SET PROBLEM —
Take the material and output all of it exactly.

Extracted data entries —

-- BEGIN --

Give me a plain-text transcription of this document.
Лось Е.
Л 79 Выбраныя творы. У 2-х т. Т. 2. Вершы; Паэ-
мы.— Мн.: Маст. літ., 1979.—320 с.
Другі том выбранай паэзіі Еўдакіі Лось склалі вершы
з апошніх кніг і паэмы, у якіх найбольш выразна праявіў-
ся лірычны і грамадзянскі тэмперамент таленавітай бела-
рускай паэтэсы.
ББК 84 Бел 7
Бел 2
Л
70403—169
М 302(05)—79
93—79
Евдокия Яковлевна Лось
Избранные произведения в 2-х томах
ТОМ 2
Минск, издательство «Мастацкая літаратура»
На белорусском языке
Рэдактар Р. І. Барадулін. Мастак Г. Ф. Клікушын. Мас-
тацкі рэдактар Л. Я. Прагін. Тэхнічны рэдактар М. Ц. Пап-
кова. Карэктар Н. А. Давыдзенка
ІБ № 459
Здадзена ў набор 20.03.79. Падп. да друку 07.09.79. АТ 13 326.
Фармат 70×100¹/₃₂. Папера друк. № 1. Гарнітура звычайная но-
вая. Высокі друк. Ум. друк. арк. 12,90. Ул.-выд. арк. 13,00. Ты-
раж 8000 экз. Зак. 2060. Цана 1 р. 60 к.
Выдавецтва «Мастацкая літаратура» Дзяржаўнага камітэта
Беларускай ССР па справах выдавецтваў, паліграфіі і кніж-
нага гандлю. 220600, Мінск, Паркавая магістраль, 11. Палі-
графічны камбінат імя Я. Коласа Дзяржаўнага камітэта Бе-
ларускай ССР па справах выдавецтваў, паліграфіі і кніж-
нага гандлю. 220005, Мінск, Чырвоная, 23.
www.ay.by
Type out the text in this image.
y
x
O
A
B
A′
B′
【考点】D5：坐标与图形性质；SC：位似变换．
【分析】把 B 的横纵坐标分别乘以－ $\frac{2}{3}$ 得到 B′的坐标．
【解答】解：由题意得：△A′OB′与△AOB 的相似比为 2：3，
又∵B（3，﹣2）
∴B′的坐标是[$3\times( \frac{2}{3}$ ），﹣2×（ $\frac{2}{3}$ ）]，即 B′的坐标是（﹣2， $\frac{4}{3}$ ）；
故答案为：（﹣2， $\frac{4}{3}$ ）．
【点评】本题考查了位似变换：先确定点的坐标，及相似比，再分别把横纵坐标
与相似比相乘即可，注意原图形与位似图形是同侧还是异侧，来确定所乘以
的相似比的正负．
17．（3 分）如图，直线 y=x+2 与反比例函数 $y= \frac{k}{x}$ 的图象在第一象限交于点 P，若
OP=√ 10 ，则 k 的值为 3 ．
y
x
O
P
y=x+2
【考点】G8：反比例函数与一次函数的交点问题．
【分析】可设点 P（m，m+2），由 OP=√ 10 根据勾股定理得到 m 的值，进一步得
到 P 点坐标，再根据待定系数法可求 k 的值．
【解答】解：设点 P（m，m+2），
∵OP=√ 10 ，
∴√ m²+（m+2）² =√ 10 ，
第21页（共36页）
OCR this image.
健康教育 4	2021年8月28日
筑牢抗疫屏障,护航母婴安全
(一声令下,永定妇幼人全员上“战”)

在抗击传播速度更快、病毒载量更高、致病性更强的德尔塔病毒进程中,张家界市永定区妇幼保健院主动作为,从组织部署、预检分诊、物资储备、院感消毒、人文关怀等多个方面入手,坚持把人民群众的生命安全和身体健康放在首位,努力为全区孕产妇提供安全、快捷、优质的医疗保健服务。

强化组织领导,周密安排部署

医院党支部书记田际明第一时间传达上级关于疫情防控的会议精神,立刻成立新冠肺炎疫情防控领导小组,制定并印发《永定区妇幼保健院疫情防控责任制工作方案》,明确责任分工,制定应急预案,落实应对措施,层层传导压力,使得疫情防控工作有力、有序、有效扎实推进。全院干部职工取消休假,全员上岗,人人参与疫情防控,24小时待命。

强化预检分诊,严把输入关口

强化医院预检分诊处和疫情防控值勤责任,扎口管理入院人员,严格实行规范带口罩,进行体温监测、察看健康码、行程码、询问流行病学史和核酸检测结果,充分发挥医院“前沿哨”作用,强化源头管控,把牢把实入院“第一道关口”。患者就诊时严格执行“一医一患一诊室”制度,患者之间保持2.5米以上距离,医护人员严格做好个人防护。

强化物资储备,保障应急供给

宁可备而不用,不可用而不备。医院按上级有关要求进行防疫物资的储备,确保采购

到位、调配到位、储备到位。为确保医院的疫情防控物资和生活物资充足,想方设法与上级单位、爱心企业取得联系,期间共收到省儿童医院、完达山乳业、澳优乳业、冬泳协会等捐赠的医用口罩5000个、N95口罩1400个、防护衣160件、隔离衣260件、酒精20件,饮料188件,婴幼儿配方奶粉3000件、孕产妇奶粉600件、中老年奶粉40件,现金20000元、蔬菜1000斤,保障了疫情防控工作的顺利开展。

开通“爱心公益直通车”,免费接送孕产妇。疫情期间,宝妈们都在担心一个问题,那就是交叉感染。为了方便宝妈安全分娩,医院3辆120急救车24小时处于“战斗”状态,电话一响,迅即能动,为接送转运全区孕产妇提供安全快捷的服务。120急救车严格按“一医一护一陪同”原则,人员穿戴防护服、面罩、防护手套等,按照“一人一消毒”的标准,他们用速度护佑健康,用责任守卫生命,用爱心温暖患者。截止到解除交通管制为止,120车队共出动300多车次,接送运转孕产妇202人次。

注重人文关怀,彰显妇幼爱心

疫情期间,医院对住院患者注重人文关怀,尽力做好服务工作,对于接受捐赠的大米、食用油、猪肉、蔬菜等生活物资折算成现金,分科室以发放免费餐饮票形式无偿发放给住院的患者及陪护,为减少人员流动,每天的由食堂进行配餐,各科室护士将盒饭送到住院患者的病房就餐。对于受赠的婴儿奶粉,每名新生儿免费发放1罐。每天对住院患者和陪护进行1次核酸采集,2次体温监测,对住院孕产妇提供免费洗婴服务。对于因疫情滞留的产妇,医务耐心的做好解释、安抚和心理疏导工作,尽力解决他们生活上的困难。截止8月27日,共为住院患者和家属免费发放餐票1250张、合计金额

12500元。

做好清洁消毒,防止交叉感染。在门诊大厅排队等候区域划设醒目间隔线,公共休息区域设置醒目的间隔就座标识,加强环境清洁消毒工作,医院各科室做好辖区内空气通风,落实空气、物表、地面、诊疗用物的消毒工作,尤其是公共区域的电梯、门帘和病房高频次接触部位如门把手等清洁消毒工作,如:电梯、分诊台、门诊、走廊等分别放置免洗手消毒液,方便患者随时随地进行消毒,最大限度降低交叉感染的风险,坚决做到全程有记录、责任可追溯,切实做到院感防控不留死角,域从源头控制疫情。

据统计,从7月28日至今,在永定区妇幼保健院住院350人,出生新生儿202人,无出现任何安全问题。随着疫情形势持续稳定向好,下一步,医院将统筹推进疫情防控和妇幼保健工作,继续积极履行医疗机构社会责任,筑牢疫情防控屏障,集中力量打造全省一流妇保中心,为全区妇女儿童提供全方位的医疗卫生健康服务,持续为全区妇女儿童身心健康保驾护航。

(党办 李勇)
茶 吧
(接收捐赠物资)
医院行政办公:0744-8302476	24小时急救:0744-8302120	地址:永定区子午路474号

-- END --

REPLY TO THE EXERCISE —
Give me a plain-text transcription of this document.
Лось Е.
Л 79 Выбраныя творы. У 2-х т. Т. 2. Вершы; Паэ-
мы.— Мн.: Маст. літ., 1979.—320 с.
Другі том выбранай паэзіі Еўдакіі Лось склалі вершы
з апошніх кніг і паэмы, у якіх найбольш выразна праявіў-
ся лірычны і грамадзянскі тэмперамент таленавітай бела-
рускай паэтэсы.
ББК 84 Бел 7
Бел 2
Л
70403—169
М 302(05)—79
93—79
Евдокия Яковлевна Лось
Избранные произведения в 2-х томах
ТОМ 2
Минск, издательство «Мастацкая літаратура»
На белорусском языке
Рэдактар Р. І. Барадулін. Мастак Г. Ф. Клікушын. Мас-
тацкі рэдактар Л. Я. Прагін. Тэхнічны рэдактар М. Ц. Пап-
кова. Карэктар Н. А. Давыдзенка
ІБ № 459
Здадзена ў набор 20.03.79. Падп. да друку 07.09.79. АТ 13 326.
Фармат 70×100¹/₃₂. Папера друк. № 1. Гарнітура звычайная но-
вая. Высокі друк. Ум. друк. арк. 12,90. Ул.-выд. арк. 13,00. Ты-
раж 8000 экз. Зак. 2060. Цана 1 р. 60 к.
Выдавецтва «Мастацкая літаратура» Дзяржаўнага камітэта
Беларускай ССР па справах выдавецтваў, паліграфіі і кніж-
нага гандлю. 220600, Мінск, Паркавая магістраль, 11. Палі-
графічны камбінат імя Я. Коласа Дзяржаўнага камітэта Бе-
ларускай ССР па справах выдавецтваў, паліграфіі і кніж-
нага гандлю. 220005, Мінск, Чырвоная, 23.
www.ay.by
Type out the text in this image.
y
x
O
A
B
A′
B′
【考点】D5：坐标与图形性质；SC：位似变换．
【分析】把 B 的横纵坐标分别乘以－ $\frac{2}{3}$ 得到 B′的坐标．
【解答】解：由题意得：△A′OB′与△AOB 的相似比为 2：3，
又∵B（3，﹣2）
∴B′的坐标是[$3\times( \frac{2}{3}$ ），﹣2×（ $\frac{2}{3}$ ）]，即 B′的坐标是（﹣2， $\frac{4}{3}$ ）；
故答案为：（﹣2， $\frac{4}{3}$ ）．
【点评】本题考查了位似变换：先确定点的坐标，及相似比，再分别把横纵坐标
与相似比相乘即可，注意原图形与位似图形是同侧还是异侧，来确定所乘以
的相似比的正负．
17．（3 分）如图，直线 y=x+2 与反比例函数 $y= \frac{k}{x}$ 的图象在第一象限交于点 P，若
OP=√ 10 ，则 k 的值为 3 ．
y
x
O
P
y=x+2
【考点】G8：反比例函数与一次函数的交点问题．
【分析】可设点 P（m，m+2），由 OP=√ 10 根据勾股定理得到 m 的值，进一步得
到 P 点坐标，再根据待定系数法可求 k 的值．
【解答】解：设点 P（m，m+2），
∵OP=√ 10 ，
∴√ m²+（m+2）² =√ 10 ，
第21页（共36页）
OCR this image.
健康教育 4	2021年8月28日
筑牢抗疫屏障,护航母婴安全
(一声令下,永定妇幼人全员上“战”)

在抗击传播速度更快、病毒载量更高、致病性更强的德尔塔病毒进程中,张家界市永定区妇幼保健院主动作为,从组织部署、预检分诊、物资储备、院感消毒、人文关怀等多个方面入手,坚持把人民群众的生命安全和身体健康放在首位,努力为全区孕产妇提供安全、快捷、优质的医疗保健服务。

强化组织领导,周密安排部署

医院党支部书记田际明第一时间传达上级关于疫情防控的会议精神,立刻成立新冠肺炎疫情防控领导小组,制定并印发《永定区妇幼保健院疫情防控责任制工作方案》,明确责任分工,制定应急预案,落实应对措施,层层传导压力,使得疫情防控工作有力、有序、有效扎实推进。全院干部职工取消休假,全员上岗,人人参与疫情防控,24小时待命。

强化预检分诊,严把输入关口

强化医院预检分诊处和疫情防控值勤责任,扎口管理入院人员,严格实行规范带口罩,进行体温监测、察看健康码、行程码、询问流行病学史和核酸检测结果,充分发挥医院“前沿哨”作用,强化源头管控,把牢把实入院“第一道关口”。患者就诊时严格执行“一医一患一诊室”制度,患者之间保持2.5米以上距离,医护人员严格做好个人防护。

强化物资储备,保障应急供给

宁可备而不用,不可用而不备。医院按上级有关要求进行防疫物资的储备,确保采购

到位、调配到位、储备到位。为确保医院的疫情防控物资和生活物资充足,想方设法与上级单位、爱心企业取得联系,期间共收到省儿童医院、完达山乳业、澳优乳业、冬泳协会等捐赠的医用口罩5000个、N95口罩1400个、防护衣160件、隔离衣260件、酒精20件,饮料188件,婴幼儿配方奶粉3000件、孕产妇奶粉600件、中老年奶粉40件,现金20000元、蔬菜1000斤,保障了疫情防控工作的顺利开展。

开通“爱心公益直通车”,免费接送孕产妇。疫情期间,宝妈们都在担心一个问题,那就是交叉感染。为了方便宝妈安全分娩,医院3辆120急救车24小时处于“战斗”状态,电话一响,迅即能动,为接送转运全区孕产妇提供安全快捷的服务。120急救车严格按“一医一护一陪同”原则,人员穿戴防护服、面罩、防护手套等,按照“一人一消毒”的标准,他们用速度护佑健康,用责任守卫生命,用爱心温暖患者。截止到解除交通管制为止,120车队共出动300多车次,接送运转孕产妇202人次。

注重人文关怀,彰显妇幼爱心

疫情期间,医院对住院患者注重人文关怀,尽力做好服务工作,对于接受捐赠的大米、食用油、猪肉、蔬菜等生活物资折算成现金,分科室以发放免费餐饮票形式无偿发放给住院的患者及陪护,为减少人员流动,每天的由食堂进行配餐,各科室护士将盒饭送到住院患者的病房就餐。对于受赠的婴儿奶粉,每名新生儿免费发放1罐。每天对住院患者和陪护进行1次核酸采集,2次体温监测,对住院孕产妇提供免费洗婴服务。对于因疫情滞留的产妇,医务耐心的做好解释、安抚和心理疏导工作,尽力解决他们生活上的困难。截止8月27日,共为住院患者和家属免费发放餐票1250张、合计金额

12500元。

做好清洁消毒,防止交叉感染。在门诊大厅排队等候区域划设醒目间隔线,公共休息区域设置醒目的间隔就座标识,加强环境清洁消毒工作,医院各科室做好辖区内空气通风,落实空气、物表、地面、诊疗用物的消毒工作,尤其是公共区域的电梯、门帘和病房高频次接触部位如门把手等清洁消毒工作,如:电梯、分诊台、门诊、走廊等分别放置免洗手消毒液,方便患者随时随地进行消毒,最大限度降低交叉感染的风险,坚决做到全程有记录、责任可追溯,切实做到院感防控不留死角,域从源头控制疫情。

据统计,从7月28日至今,在永定区妇幼保健院住院350人,出生新生儿202人,无出现任何安全问题。随着疫情形势持续稳定向好,下一步,医院将统筹推进疫情防控和妇幼保健工作,继续积极履行医疗机构社会责任,筑牢疫情防控屏障,集中力量打造全省一流妇保中心,为全区妇女儿童提供全方位的医疗卫生健康服务,持续为全区妇女儿童身心健康保驾护航。

(党办 李勇)
茶 吧
(接收捐赠物资)
医院行政办公:0744-8302476	24小时急救:0744-8302120	地址:永定区子午路474号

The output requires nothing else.